▶ _THE PROBLEM_
Copy every line of the records below word for word, leaving out the pictures.

▶ _EXERCISE DATA_
** START **

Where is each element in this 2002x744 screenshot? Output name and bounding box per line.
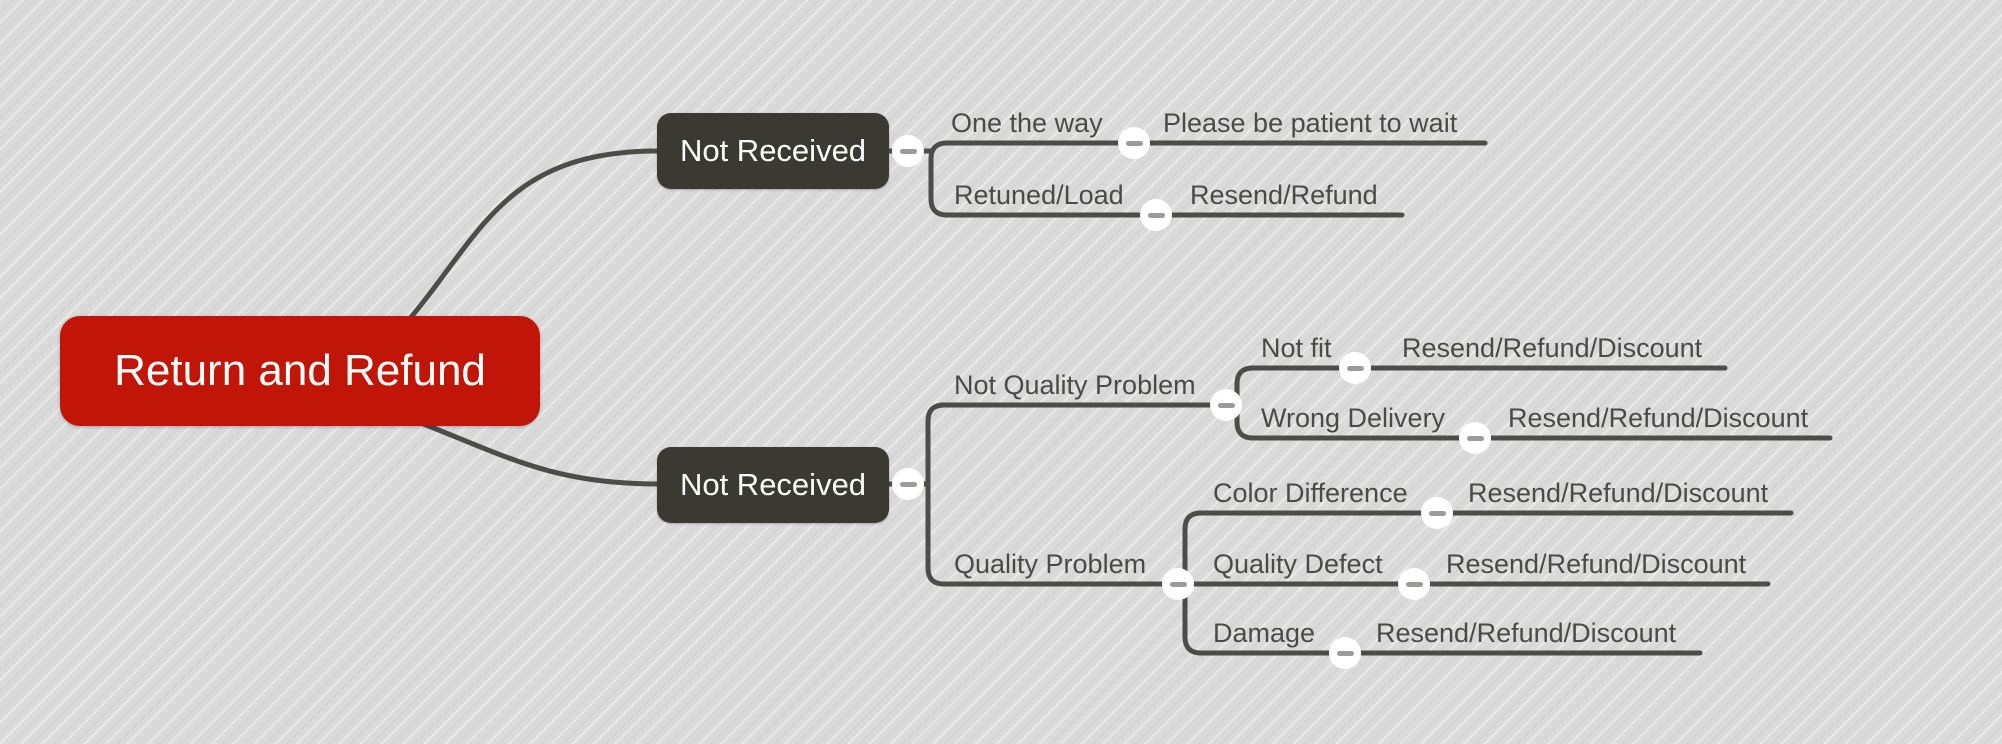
- topic-resend-refund-discount-qualitydefect[interactable]: Resend/Refund/Discount: [1446, 549, 1747, 579]
- collapse-button-not-fit[interactable]: [1339, 352, 1371, 384]
- topic-retuned-load[interactable]: Retuned/Load: [954, 180, 1124, 210]
- collapse-button-not-quality-problem[interactable]: [1210, 389, 1242, 421]
- topic-quality-defect[interactable]: Quality Defect: [1213, 549, 1383, 579]
- minus-icon: [899, 148, 917, 154]
- root-to-top-branch-curve: [397, 148, 661, 333]
- top-branch-children-bracket: [928, 140, 950, 218]
- collapse-button-quality-defect[interactable]: [1398, 568, 1430, 600]
- topic-resend-refund-discount-notfit[interactable]: Resend/Refund/Discount: [1402, 333, 1703, 363]
- topic-damage[interactable]: Damage: [1213, 618, 1316, 648]
- topic-resend-refund[interactable]: Resend/Refund: [1190, 180, 1378, 210]
- topic-not-fit[interactable]: Not fit: [1261, 333, 1332, 363]
- minus-icon: [1346, 365, 1364, 371]
- topic-resend-refund-discount-damage[interactable]: Resend/Refund/Discount: [1376, 618, 1677, 648]
- minus-icon: [1336, 650, 1354, 656]
- minus-icon: [1217, 402, 1235, 408]
- minus-icon: [1147, 212, 1165, 218]
- topic-resend-refund-discount-wrongdelivery[interactable]: Resend/Refund/Discount: [1508, 403, 1809, 433]
- topic-resend-refund-discount-colordifference[interactable]: Resend/Refund/Discount: [1468, 478, 1769, 508]
- topic-color-difference[interactable]: Color Difference: [1213, 478, 1408, 508]
- root-topic-label: Return and Refund: [114, 346, 486, 395]
- topic-wrong-delivery[interactable]: Wrong Delivery: [1261, 403, 1446, 433]
- collapse-button-quality-problem[interactable]: [1162, 568, 1194, 600]
- minus-icon: [1169, 581, 1187, 587]
- main-topic-label: Not Received: [679, 467, 867, 502]
- minus-icon: [899, 481, 917, 487]
- minus-icon: [1405, 581, 1423, 587]
- collapse-button-color-difference[interactable]: [1421, 497, 1453, 529]
- root-topic[interactable]: Return and Refund: [60, 316, 540, 426]
- topic-one-the-way[interactable]: One the way: [951, 108, 1103, 138]
- topic-quality-problem[interactable]: Quality Problem: [954, 549, 1147, 579]
- minus-icon: [1466, 435, 1484, 441]
- main-topic-not-received-top[interactable]: Not Received: [657, 113, 889, 189]
- collapse-button-retuned-load[interactable]: [1140, 199, 1172, 231]
- collapse-button-one-the-way[interactable]: [1118, 127, 1150, 159]
- collapse-button-wrong-delivery[interactable]: [1459, 422, 1491, 454]
- topic-please-be-patient[interactable]: Please be patient to wait: [1163, 108, 1458, 138]
- minus-icon: [1428, 510, 1446, 516]
- main-topic-label: Not Received: [679, 133, 867, 168]
- collapse-button-damage[interactable]: [1329, 637, 1361, 669]
- collapse-button-not-received-top[interactable]: [892, 135, 924, 167]
- collapse-button-not-received-bottom[interactable]: [892, 468, 924, 500]
- minus-icon: [1125, 140, 1143, 146]
- bottom-branch-children-bracket: [925, 402, 947, 587]
- topic-not-quality-problem[interactable]: Not Quality Problem: [954, 370, 1196, 400]
- main-topic-not-received-bottom[interactable]: Not Received: [657, 447, 889, 523]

** END **

▶ _TASK ANSWER_
Where is each element in this 2002x744 screenshot? Output name and bounding box per line.
- topic-resend-refund-discount-qualitydefect[interactable]: Resend/Refund/Discount: [1446, 549, 1747, 579]
- collapse-button-not-fit[interactable]: [1339, 352, 1371, 384]
- topic-retuned-load[interactable]: Retuned/Load: [954, 180, 1124, 210]
- collapse-button-not-quality-problem[interactable]: [1210, 389, 1242, 421]
- topic-quality-defect[interactable]: Quality Defect: [1213, 549, 1383, 579]
- minus-icon: [899, 148, 917, 154]
- root-to-top-branch-curve: [397, 148, 661, 333]
- top-branch-children-bracket: [928, 140, 950, 218]
- collapse-button-quality-defect[interactable]: [1398, 568, 1430, 600]
- topic-resend-refund-discount-notfit[interactable]: Resend/Refund/Discount: [1402, 333, 1703, 363]
- topic-damage[interactable]: Damage: [1213, 618, 1316, 648]
- topic-resend-refund[interactable]: Resend/Refund: [1190, 180, 1378, 210]
- topic-not-fit[interactable]: Not fit: [1261, 333, 1332, 363]
- minus-icon: [1346, 365, 1364, 371]
- topic-resend-refund-discount-damage[interactable]: Resend/Refund/Discount: [1376, 618, 1677, 648]
- minus-icon: [1336, 650, 1354, 656]
- minus-icon: [1217, 402, 1235, 408]
- minus-icon: [1147, 212, 1165, 218]
- topic-resend-refund-discount-wrongdelivery[interactable]: Resend/Refund/Discount: [1508, 403, 1809, 433]
- topic-resend-refund-discount-colordifference[interactable]: Resend/Refund/Discount: [1468, 478, 1769, 508]
- topic-color-difference[interactable]: Color Difference: [1213, 478, 1408, 508]
- root-topic-label: Return and Refund: [114, 346, 486, 395]
- topic-wrong-delivery[interactable]: Wrong Delivery: [1261, 403, 1446, 433]
- collapse-button-quality-problem[interactable]: [1162, 568, 1194, 600]
- minus-icon: [1169, 581, 1187, 587]
- main-topic-label: Not Received: [679, 467, 867, 502]
- minus-icon: [899, 481, 917, 487]
- minus-icon: [1405, 581, 1423, 587]
- collapse-button-color-difference[interactable]: [1421, 497, 1453, 529]
- root-topic[interactable]: Return and Refund: [60, 316, 540, 426]
- topic-one-the-way[interactable]: One the way: [951, 108, 1103, 138]
- topic-quality-problem[interactable]: Quality Problem: [954, 549, 1147, 579]
- minus-icon: [1466, 435, 1484, 441]
- main-topic-not-received-top[interactable]: Not Received: [657, 113, 889, 189]
- collapse-button-retuned-load[interactable]: [1140, 199, 1172, 231]
- collapse-button-one-the-way[interactable]: [1118, 127, 1150, 159]
- collapse-button-wrong-delivery[interactable]: [1459, 422, 1491, 454]
- topic-please-be-patient[interactable]: Please be patient to wait: [1163, 108, 1458, 138]
- minus-icon: [1428, 510, 1446, 516]
- main-topic-label: Not Received: [679, 133, 867, 168]
- collapse-button-damage[interactable]: [1329, 637, 1361, 669]
- collapse-button-not-received-top[interactable]: [892, 135, 924, 167]
- collapse-button-not-received-bottom[interactable]: [892, 468, 924, 500]
- minus-icon: [1125, 140, 1143, 146]
- bottom-branch-children-bracket: [925, 402, 947, 587]
- topic-not-quality-problem[interactable]: Not Quality Problem: [954, 370, 1196, 400]
- main-topic-not-received-bottom[interactable]: Not Received: [657, 447, 889, 523]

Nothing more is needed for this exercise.